>> Start INFORMATION SHOWN
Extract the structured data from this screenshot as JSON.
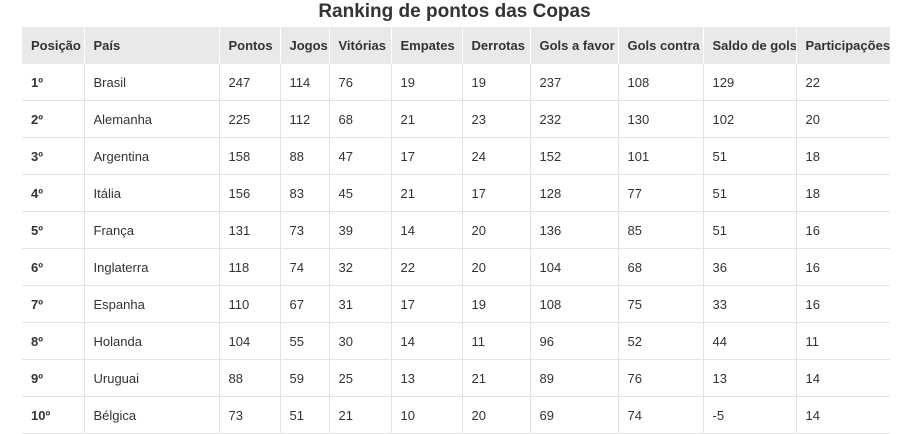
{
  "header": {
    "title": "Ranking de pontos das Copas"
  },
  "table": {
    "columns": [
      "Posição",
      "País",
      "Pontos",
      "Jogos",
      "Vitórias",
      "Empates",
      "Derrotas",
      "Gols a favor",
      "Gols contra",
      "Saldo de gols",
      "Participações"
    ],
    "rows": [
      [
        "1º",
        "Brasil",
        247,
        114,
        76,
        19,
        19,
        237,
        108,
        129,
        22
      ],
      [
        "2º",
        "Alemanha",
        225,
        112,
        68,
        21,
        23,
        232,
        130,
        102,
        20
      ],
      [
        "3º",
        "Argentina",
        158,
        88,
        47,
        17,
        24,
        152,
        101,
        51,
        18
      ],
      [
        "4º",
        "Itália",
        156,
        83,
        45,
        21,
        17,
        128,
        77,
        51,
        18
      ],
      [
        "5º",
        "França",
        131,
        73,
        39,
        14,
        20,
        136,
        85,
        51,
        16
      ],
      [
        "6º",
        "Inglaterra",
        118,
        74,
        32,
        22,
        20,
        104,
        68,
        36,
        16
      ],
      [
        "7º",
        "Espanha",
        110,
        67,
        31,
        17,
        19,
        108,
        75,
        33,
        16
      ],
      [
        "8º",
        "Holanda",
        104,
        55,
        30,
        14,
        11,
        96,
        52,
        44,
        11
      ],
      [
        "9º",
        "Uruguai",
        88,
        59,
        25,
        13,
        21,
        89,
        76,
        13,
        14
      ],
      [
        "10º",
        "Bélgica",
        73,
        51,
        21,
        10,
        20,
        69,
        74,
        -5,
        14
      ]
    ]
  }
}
>> End INFORMATION SHOWN
AIM OF THE TASK - Repeat the records in full, exactly as they appear, without the pictures.

TASK SOLUTION -
Extract the structured data from this screenshot as JSON.
{
  "header": {
    "title": "Ranking de pontos das Copas"
  },
  "table": {
    "columns": [
      "Posição",
      "País",
      "Pontos",
      "Jogos",
      "Vitórias",
      "Empates",
      "Derrotas",
      "Gols a favor",
      "Gols contra",
      "Saldo de gols",
      "Participações"
    ],
    "rows": [
      [
        "1º",
        "Brasil",
        247,
        114,
        76,
        19,
        19,
        237,
        108,
        129,
        22
      ],
      [
        "2º",
        "Alemanha",
        225,
        112,
        68,
        21,
        23,
        232,
        130,
        102,
        20
      ],
      [
        "3º",
        "Argentina",
        158,
        88,
        47,
        17,
        24,
        152,
        101,
        51,
        18
      ],
      [
        "4º",
        "Itália",
        156,
        83,
        45,
        21,
        17,
        128,
        77,
        51,
        18
      ],
      [
        "5º",
        "França",
        131,
        73,
        39,
        14,
        20,
        136,
        85,
        51,
        16
      ],
      [
        "6º",
        "Inglaterra",
        118,
        74,
        32,
        22,
        20,
        104,
        68,
        36,
        16
      ],
      [
        "7º",
        "Espanha",
        110,
        67,
        31,
        17,
        19,
        108,
        75,
        33,
        16
      ],
      [
        "8º",
        "Holanda",
        104,
        55,
        30,
        14,
        11,
        96,
        52,
        44,
        11
      ],
      [
        "9º",
        "Uruguai",
        88,
        59,
        25,
        13,
        21,
        89,
        76,
        13,
        14
      ],
      [
        "10º",
        "Bélgica",
        73,
        51,
        21,
        10,
        20,
        69,
        74,
        -5,
        14
      ]
    ]
  }
}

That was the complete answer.